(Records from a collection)
╭──

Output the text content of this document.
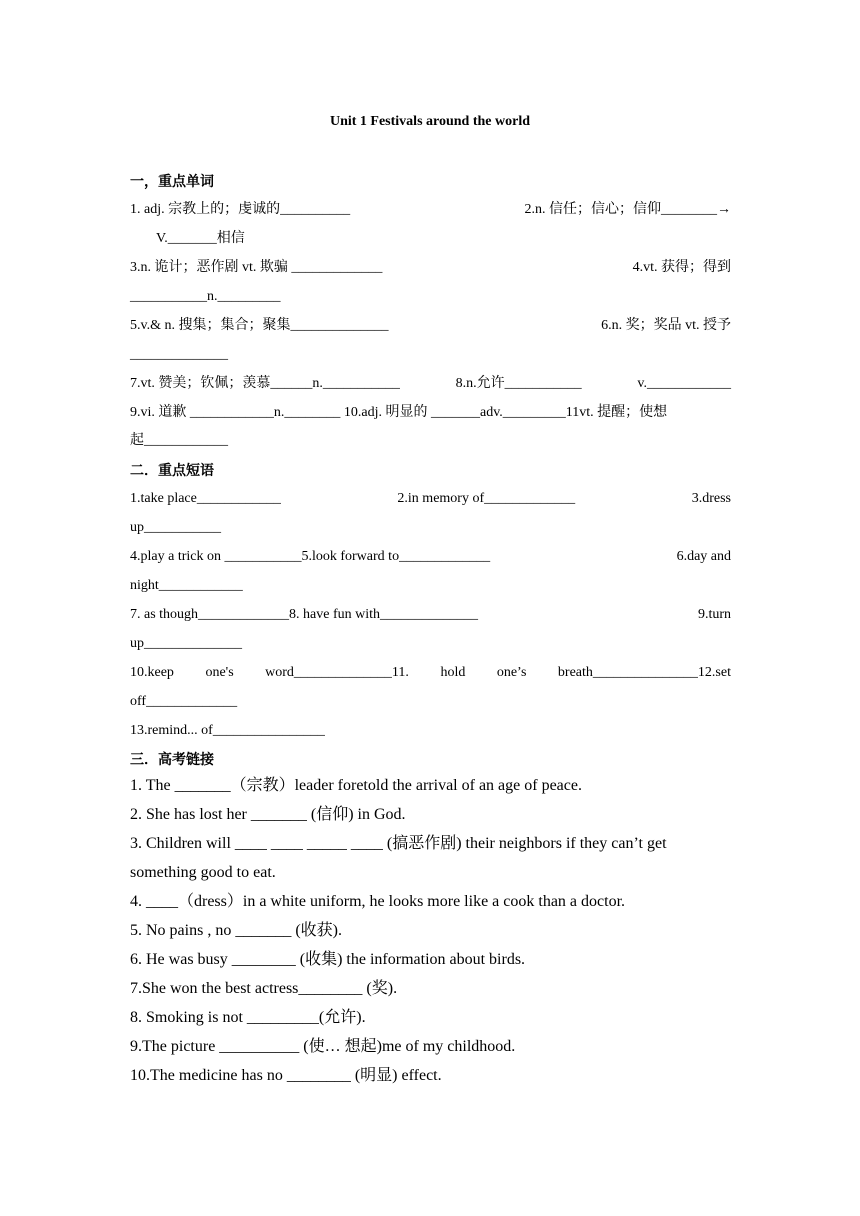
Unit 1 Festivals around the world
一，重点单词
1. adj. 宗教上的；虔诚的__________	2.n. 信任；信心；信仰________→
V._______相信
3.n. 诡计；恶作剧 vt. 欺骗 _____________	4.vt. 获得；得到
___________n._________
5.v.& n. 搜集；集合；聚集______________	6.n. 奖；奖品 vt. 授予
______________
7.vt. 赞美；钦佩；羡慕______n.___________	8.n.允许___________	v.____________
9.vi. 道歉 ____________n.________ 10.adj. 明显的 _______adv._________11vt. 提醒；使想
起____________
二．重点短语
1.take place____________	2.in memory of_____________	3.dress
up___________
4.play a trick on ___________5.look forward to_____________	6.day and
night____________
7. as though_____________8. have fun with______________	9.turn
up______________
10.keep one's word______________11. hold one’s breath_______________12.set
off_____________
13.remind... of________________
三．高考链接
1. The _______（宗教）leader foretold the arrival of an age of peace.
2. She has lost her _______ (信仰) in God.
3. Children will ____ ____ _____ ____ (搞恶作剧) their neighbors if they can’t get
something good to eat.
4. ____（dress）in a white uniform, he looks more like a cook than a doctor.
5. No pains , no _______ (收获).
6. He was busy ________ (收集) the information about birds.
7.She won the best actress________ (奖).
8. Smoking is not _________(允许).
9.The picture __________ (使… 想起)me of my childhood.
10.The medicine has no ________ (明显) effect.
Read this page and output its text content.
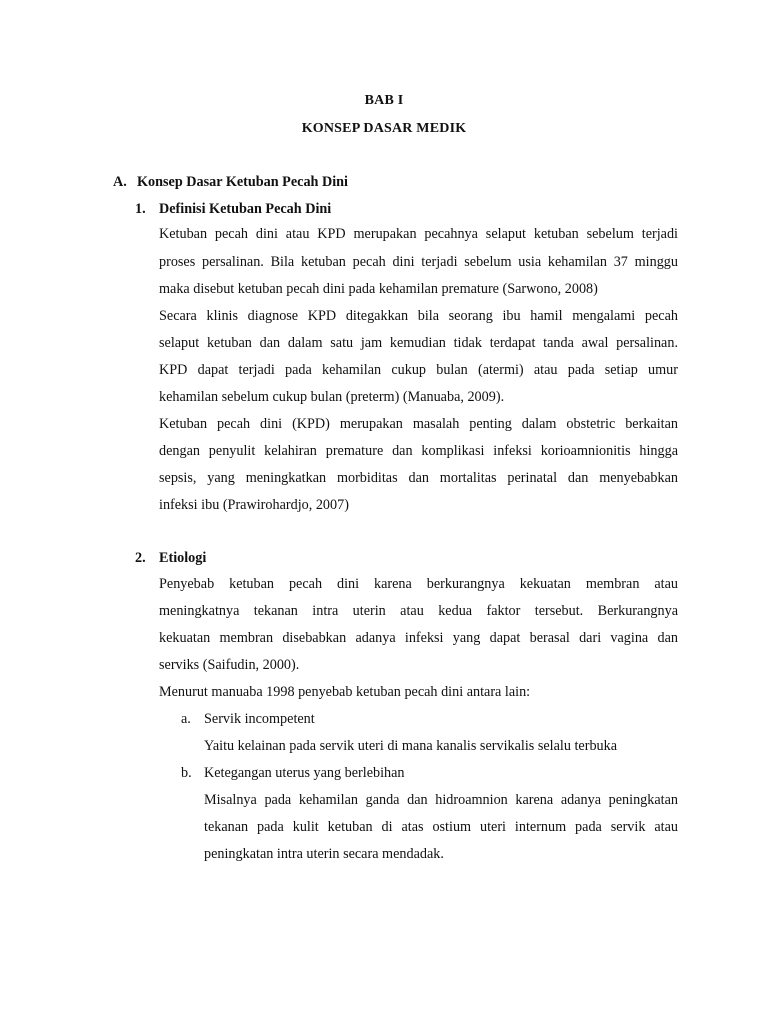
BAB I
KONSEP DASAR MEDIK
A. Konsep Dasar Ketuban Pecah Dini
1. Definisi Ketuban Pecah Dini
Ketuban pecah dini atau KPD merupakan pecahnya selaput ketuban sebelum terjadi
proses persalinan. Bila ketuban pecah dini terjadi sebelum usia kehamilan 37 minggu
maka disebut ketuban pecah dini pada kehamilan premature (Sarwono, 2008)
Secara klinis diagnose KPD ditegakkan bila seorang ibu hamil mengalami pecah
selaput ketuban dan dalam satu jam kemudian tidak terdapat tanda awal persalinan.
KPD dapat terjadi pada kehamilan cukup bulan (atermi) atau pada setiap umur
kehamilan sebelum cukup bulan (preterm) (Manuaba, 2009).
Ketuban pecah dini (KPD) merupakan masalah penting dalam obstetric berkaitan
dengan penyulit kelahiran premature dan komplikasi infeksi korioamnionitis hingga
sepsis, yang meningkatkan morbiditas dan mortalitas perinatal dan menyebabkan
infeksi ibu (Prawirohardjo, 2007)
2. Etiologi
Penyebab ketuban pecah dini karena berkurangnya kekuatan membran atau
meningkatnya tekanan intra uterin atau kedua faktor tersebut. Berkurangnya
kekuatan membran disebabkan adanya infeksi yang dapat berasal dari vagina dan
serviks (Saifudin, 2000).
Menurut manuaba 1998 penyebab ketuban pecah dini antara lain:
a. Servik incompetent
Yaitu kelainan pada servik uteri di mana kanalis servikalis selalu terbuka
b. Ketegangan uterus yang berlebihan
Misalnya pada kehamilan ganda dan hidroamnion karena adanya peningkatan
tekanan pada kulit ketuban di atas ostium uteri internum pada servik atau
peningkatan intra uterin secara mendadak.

╰──

TASK TO CARRY OUT
Above are the records. Identify each line that contains the word "this".

REPLY TO THE EXERCISE
Output the text content of this document.
Read this page and output its text content.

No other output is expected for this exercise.